→ **Given task**
Copy each line in the data that includes the word "this".

+ + +

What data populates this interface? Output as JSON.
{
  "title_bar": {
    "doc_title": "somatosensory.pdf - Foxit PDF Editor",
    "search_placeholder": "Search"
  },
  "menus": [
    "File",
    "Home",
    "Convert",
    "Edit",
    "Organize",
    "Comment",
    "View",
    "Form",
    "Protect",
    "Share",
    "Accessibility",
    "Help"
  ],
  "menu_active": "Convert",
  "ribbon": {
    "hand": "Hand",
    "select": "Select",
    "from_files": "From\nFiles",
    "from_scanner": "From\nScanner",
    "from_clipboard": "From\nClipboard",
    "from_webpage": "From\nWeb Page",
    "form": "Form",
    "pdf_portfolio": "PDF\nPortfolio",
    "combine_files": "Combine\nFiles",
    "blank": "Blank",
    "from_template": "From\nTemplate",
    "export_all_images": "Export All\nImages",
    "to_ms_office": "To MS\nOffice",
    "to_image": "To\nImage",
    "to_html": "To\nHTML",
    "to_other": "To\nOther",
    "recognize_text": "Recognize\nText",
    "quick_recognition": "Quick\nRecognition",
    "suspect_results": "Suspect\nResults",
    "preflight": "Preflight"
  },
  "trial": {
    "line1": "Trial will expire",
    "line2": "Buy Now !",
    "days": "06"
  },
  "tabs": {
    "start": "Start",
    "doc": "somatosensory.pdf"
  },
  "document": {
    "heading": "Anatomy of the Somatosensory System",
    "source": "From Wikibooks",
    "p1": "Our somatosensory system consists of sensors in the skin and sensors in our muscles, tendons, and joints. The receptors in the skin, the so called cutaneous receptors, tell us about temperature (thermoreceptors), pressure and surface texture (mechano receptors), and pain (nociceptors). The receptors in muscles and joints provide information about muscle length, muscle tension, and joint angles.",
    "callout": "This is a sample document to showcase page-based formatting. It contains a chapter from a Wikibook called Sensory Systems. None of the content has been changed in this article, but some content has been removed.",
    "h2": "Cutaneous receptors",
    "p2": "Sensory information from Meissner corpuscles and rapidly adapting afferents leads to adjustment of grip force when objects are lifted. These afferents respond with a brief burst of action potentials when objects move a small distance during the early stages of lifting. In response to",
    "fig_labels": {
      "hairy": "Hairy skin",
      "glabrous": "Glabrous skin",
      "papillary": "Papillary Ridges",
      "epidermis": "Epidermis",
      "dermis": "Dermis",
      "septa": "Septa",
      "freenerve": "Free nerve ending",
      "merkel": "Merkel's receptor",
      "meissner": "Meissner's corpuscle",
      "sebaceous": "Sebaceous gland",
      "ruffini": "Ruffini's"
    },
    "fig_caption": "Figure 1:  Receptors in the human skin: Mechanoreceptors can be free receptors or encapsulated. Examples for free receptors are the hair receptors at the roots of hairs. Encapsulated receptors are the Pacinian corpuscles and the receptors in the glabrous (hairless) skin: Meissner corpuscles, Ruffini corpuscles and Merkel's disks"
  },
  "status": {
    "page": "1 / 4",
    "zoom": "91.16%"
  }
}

+ + +

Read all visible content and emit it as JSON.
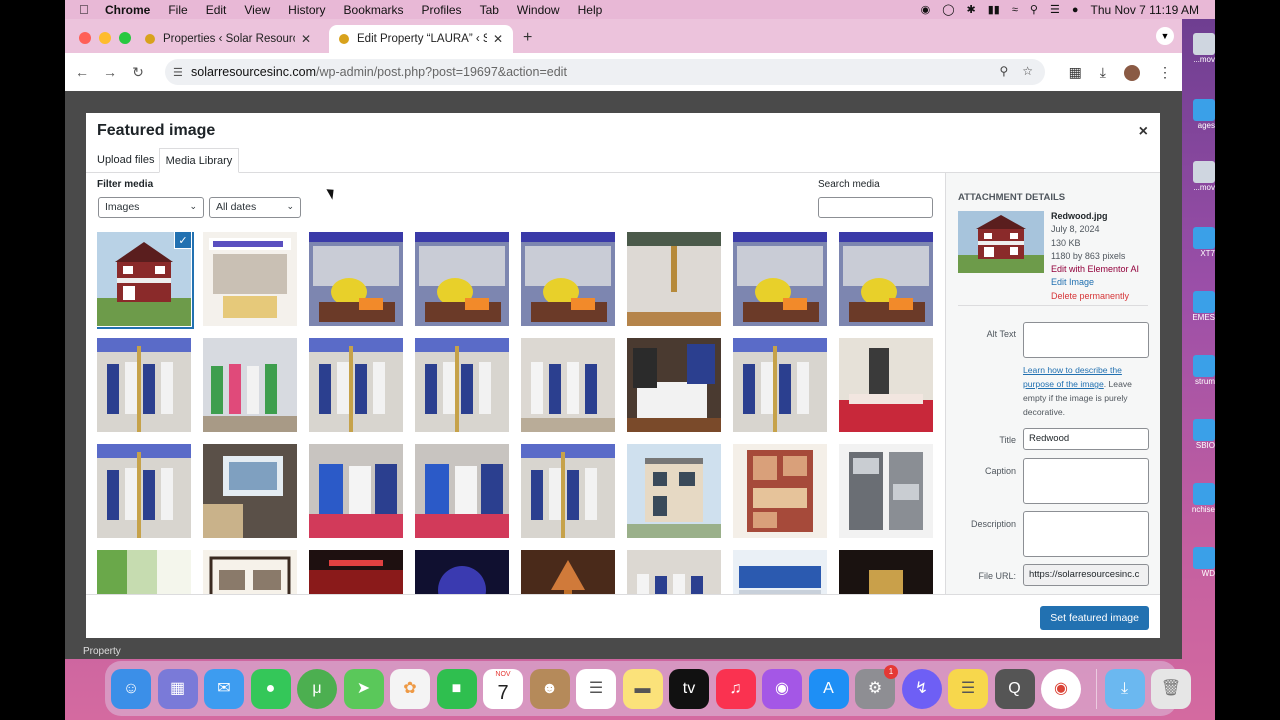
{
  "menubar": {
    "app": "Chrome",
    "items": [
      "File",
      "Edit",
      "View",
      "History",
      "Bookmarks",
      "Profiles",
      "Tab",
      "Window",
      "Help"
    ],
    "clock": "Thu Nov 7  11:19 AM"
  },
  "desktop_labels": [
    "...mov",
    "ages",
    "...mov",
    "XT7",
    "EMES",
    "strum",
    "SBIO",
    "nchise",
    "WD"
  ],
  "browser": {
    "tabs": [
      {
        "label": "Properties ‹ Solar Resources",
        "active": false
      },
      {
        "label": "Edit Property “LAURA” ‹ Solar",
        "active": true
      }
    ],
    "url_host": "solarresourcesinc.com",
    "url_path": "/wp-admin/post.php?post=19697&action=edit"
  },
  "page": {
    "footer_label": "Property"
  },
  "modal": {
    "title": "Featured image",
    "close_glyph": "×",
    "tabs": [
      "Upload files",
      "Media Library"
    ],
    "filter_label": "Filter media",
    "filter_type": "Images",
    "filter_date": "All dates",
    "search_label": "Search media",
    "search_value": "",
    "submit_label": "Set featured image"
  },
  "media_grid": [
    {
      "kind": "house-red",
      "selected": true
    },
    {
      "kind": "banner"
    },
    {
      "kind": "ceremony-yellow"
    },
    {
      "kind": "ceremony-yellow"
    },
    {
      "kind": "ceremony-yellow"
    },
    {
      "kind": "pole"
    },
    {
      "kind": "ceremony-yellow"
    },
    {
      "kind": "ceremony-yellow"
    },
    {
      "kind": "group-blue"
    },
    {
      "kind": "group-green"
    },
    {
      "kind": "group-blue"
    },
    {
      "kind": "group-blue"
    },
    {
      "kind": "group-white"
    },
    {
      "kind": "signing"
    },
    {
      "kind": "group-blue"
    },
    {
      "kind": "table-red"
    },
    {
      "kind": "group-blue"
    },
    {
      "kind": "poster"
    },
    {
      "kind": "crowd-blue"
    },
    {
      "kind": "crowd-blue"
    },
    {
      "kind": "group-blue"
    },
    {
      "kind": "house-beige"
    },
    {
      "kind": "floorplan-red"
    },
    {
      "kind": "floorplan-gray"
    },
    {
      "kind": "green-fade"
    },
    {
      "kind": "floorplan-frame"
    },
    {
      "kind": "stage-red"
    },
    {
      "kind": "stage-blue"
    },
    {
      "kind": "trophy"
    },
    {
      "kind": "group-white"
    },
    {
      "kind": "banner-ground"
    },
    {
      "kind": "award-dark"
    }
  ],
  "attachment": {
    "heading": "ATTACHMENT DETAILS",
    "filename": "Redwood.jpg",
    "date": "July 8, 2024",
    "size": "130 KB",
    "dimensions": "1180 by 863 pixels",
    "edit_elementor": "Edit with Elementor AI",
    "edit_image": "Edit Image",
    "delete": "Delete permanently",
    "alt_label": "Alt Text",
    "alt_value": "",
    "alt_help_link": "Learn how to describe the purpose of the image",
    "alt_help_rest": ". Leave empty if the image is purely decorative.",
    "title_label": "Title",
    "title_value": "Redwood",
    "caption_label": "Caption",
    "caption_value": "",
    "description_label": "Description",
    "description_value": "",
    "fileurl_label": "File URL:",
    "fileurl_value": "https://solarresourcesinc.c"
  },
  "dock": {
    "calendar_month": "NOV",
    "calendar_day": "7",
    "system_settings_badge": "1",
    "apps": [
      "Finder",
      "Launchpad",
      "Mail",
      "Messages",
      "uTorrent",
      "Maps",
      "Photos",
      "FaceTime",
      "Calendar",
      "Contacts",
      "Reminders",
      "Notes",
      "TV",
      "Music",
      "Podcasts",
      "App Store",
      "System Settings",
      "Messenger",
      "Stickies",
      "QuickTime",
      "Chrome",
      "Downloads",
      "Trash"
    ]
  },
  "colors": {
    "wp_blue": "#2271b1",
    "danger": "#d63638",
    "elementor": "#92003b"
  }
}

+ + +

→ **Full solution**
What data populates this interface? Output as JSON.
    "callout": "This is a sample document to showcase page-based formatting. It contains a chapter from a Wikibook called Sensory Systems. None of the content has been changed in this article, but some content has been removed.",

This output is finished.